Given instruction ▸ The entries that follow should be written out exactly.

Dataset items:
------------------------------------

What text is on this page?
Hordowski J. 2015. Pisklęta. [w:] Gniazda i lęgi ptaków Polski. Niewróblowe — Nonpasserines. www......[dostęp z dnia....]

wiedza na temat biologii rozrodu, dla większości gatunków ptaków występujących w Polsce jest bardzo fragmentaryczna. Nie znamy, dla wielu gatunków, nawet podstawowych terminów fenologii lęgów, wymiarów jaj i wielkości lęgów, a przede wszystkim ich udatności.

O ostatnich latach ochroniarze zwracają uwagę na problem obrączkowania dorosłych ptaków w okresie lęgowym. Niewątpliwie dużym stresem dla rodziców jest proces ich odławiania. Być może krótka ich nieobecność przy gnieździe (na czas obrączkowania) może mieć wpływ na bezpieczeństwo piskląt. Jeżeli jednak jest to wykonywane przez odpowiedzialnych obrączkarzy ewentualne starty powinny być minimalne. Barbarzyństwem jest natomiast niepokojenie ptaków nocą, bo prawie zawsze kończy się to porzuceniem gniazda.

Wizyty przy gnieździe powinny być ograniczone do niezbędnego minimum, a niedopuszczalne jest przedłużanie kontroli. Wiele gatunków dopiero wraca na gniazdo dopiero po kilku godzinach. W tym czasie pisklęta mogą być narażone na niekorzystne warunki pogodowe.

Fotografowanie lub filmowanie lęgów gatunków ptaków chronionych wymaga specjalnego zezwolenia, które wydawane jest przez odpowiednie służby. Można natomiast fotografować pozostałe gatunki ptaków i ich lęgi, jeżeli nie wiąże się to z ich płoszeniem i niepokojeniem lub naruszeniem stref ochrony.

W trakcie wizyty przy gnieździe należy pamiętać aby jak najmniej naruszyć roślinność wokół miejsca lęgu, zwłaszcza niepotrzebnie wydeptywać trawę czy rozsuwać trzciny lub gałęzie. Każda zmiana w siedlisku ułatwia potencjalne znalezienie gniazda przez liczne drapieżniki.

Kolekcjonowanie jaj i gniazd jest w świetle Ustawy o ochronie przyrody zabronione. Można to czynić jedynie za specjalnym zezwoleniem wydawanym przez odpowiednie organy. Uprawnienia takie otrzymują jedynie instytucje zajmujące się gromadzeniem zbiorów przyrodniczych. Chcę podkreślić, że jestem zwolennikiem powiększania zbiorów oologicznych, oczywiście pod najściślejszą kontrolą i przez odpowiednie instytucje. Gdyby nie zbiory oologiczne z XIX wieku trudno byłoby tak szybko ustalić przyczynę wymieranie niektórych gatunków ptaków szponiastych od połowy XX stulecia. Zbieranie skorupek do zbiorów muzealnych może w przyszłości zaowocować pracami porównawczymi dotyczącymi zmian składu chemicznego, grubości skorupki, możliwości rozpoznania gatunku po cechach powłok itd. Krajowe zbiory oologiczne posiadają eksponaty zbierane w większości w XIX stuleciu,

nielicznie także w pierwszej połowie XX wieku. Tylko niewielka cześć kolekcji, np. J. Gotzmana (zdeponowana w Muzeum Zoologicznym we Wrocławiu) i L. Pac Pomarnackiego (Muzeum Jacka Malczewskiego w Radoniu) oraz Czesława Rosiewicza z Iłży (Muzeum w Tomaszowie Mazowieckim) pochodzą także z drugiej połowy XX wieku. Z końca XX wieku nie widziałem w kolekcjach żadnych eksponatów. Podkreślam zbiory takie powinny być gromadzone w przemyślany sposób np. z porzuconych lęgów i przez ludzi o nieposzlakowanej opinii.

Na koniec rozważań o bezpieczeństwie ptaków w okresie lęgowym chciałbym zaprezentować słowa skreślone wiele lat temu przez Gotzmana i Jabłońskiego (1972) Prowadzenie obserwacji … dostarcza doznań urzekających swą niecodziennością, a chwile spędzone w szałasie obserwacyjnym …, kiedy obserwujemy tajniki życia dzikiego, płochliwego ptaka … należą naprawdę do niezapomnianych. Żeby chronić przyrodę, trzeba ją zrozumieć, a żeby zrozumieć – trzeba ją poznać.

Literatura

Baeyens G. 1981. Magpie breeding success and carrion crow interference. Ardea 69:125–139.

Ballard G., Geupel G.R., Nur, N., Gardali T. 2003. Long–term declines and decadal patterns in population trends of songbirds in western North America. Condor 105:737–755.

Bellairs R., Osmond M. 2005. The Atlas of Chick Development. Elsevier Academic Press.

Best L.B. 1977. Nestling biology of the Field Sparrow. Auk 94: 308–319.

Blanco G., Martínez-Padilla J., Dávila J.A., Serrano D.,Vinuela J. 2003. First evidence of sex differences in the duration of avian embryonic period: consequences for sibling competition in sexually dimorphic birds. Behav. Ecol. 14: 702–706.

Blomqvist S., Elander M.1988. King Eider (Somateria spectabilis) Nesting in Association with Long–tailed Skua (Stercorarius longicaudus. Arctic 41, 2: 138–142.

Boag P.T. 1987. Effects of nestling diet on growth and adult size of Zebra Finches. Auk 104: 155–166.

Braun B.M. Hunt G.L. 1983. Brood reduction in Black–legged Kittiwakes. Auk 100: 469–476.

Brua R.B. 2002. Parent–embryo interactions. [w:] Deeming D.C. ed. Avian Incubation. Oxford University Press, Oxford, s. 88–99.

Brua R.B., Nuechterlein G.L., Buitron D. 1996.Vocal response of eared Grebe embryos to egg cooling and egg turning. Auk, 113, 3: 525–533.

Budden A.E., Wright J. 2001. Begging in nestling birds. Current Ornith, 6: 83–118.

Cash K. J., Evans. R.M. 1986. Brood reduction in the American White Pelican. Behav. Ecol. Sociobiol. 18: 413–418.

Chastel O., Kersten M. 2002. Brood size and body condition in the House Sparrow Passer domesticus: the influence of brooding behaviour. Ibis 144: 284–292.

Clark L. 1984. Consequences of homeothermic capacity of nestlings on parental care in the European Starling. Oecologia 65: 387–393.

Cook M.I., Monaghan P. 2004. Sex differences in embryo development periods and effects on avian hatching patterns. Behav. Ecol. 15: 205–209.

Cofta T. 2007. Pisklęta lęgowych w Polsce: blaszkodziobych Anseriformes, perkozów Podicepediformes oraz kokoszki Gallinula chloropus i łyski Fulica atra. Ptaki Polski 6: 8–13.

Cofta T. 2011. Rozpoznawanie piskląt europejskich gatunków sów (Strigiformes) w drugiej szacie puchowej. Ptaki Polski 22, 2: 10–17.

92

------------------------------------

Response below ▸
What text is on this page?
Hordowski J. 2015. Pisklęta. [w:] Gniazda i lęgi ptaków Polski. Niewróblowe — Nonpasserines. www......[dostęp z dnia....]

wiedza na temat biologii rozrodu, dla większości gatunków ptaków występujących w Polsce jest bardzo fragmentaryczna. Nie znamy, dla wielu gatunków, nawet podstawowych terminów fenologii lęgów, wymiarów jaj i wielkości lęgów, a przede wszystkim ich udatności.

O ostatnich latach ochroniarze zwracają uwagę na problem obrączkowania dorosłych ptaków w okresie lęgowym. Niewątpliwie dużym stresem dla rodziców jest proces ich odławiania. Być może krótka ich nieobecność przy gnieździe (na czas obrączkowania) może mieć wpływ na bezpieczeństwo piskląt. Jeżeli jednak jest to wykonywane przez odpowiedzialnych obrączkarzy ewentualne starty powinny być minimalne. Barbarzyństwem jest natomiast niepokojenie ptaków nocą, bo prawie zawsze kończy się to porzuceniem gniazda.

Wizyty przy gnieździe powinny być ograniczone do niezbędnego minimum, a niedopuszczalne jest przedłużanie kontroli. Wiele gatunków dopiero wraca na gniazdo dopiero po kilku godzinach. W tym czasie pisklęta mogą być narażone na niekorzystne warunki pogodowe.

Fotografowanie lub filmowanie lęgów gatunków ptaków chronionych wymaga specjalnego zezwolenia, które wydawane jest przez odpowiednie służby. Można natomiast fotografować pozostałe gatunki ptaków i ich lęgi, jeżeli nie wiąże się to z ich płoszeniem i niepokojeniem lub naruszeniem stref ochrony.

W trakcie wizyty przy gnieździe należy pamiętać aby jak najmniej naruszyć roślinność wokół miejsca lęgu, zwłaszcza niepotrzebnie wydeptywać trawę czy rozsuwać trzciny lub gałęzie. Każda zmiana w siedlisku ułatwia potencjalne znalezienie gniazda przez liczne drapieżniki.

Kolekcjonowanie jaj i gniazd jest w świetle Ustawy o ochronie przyrody zabronione. Można to czynić jedynie za specjalnym zezwoleniem wydawanym przez odpowiednie organy. Uprawnienia takie otrzymują jedynie instytucje zajmujące się gromadzeniem zbiorów przyrodniczych. Chcę podkreślić, że jestem zwolennikiem powiększania zbiorów oologicznych, oczywiście pod najściślejszą kontrolą i przez odpowiednie instytucje. Gdyby nie zbiory oologiczne z XIX wieku trudno byłoby tak szybko ustalić przyczynę wymieranie niektórych gatunków ptaków szponiastych od połowy XX stulecia. Zbieranie skorupek do zbiorów muzealnych może w przyszłości zaowocować pracami porównawczymi dotyczącymi zmian składu chemicznego, grubości skorupki, możliwości rozpoznania gatunku po cechach powłok itd. Krajowe zbiory oologiczne posiadają eksponaty zbierane w większości w XIX stuleciu,

nielicznie także w pierwszej połowie XX wieku. Tylko niewielka cześć kolekcji, np. J. Gotzmana (zdeponowana w Muzeum Zoologicznym we Wrocławiu) i L. Pac Pomarnackiego (Muzeum Jacka Malczewskiego w Radoniu) oraz Czesława Rosiewicza z Iłży (Muzeum w Tomaszowie Mazowieckim) pochodzą także z drugiej połowy XX wieku. Z końca XX wieku nie widziałem w kolekcjach żadnych eksponatów. Podkreślam zbiory takie powinny być gromadzone w przemyślany sposób np. z porzuconych lęgów i przez ludzi o nieposzlakowanej opinii.

Na koniec rozważań o bezpieczeństwie ptaków w okresie lęgowym chciałbym zaprezentować słowa skreślone wiele lat temu przez Gotzmana i Jabłońskiego (1972) Prowadzenie obserwacji … dostarcza doznań urzekających swą niecodziennością, a chwile spędzone w szałasie obserwacyjnym …, kiedy obserwujemy tajniki życia dzikiego, płochliwego ptaka … należą naprawdę do niezapomnianych. Żeby chronić przyrodę, trzeba ją zrozumieć, a żeby zrozumieć – trzeba ją poznać.

Literatura

Baeyens G. 1981. Magpie breeding success and carrion crow interference. Ardea 69:125–139.

Ballard G., Geupel G.R., Nur, N., Gardali T. 2003. Long–term declines and decadal patterns in population trends of songbirds in western North America. Condor 105:737–755.

Bellairs R., Osmond M. 2005. The Atlas of Chick Development. Elsevier Academic Press.

Best L.B. 1977. Nestling biology of the Field Sparrow. Auk 94: 308–319.

Blanco G., Martínez-Padilla J., Dávila J.A., Serrano D.,Vinuela J. 2003. First evidence of sex differences in the duration of avian embryonic period: consequences for sibling competition in sexually dimorphic birds. Behav. Ecol. 14: 702–706.

Blomqvist S., Elander M.1988. King Eider (Somateria spectabilis) Nesting in Association with Long–tailed Skua (Stercorarius longicaudus. Arctic 41, 2: 138–142.

Boag P.T. 1987. Effects of nestling diet on growth and adult size of Zebra Finches. Auk 104: 155–166.

Braun B.M. Hunt G.L. 1983. Brood reduction in Black–legged Kittiwakes. Auk 100: 469–476.

Brua R.B. 2002. Parent–embryo interactions. [w:] Deeming D.C. ed. Avian Incubation. Oxford University Press, Oxford, s. 88–99.

Brua R.B., Nuechterlein G.L., Buitron D. 1996.Vocal response of eared Grebe embryos to egg cooling and egg turning. Auk, 113, 3: 525–533.

Budden A.E., Wright J. 2001. Begging in nestling birds. Current Ornith, 6: 83–118.

Cash K. J., Evans. R.M. 1986. Brood reduction in the American White Pelican. Behav. Ecol. Sociobiol. 18: 413–418.

Chastel O., Kersten M. 2002. Brood size and body condition in the House Sparrow Passer domesticus: the influence of brooding behaviour. Ibis 144: 284–292.

Clark L. 1984. Consequences of homeothermic capacity of nestlings on parental care in the European Starling. Oecologia 65: 387–393.

Cook M.I., Monaghan P. 2004. Sex differences in embryo development periods and effects on avian hatching patterns. Behav. Ecol. 15: 205–209.

Cofta T. 2007. Pisklęta lęgowych w Polsce: blaszkodziobych Anseriformes, perkozów Podicepediformes oraz kokoszki Gallinula chloropus i łyski Fulica atra. Ptaki Polski 6: 8–13.

Cofta T. 2011. Rozpoznawanie piskląt europejskich gatunków sów (Strigiformes) w drugiej szacie puchowej. Ptaki Polski 22, 2: 10–17.

92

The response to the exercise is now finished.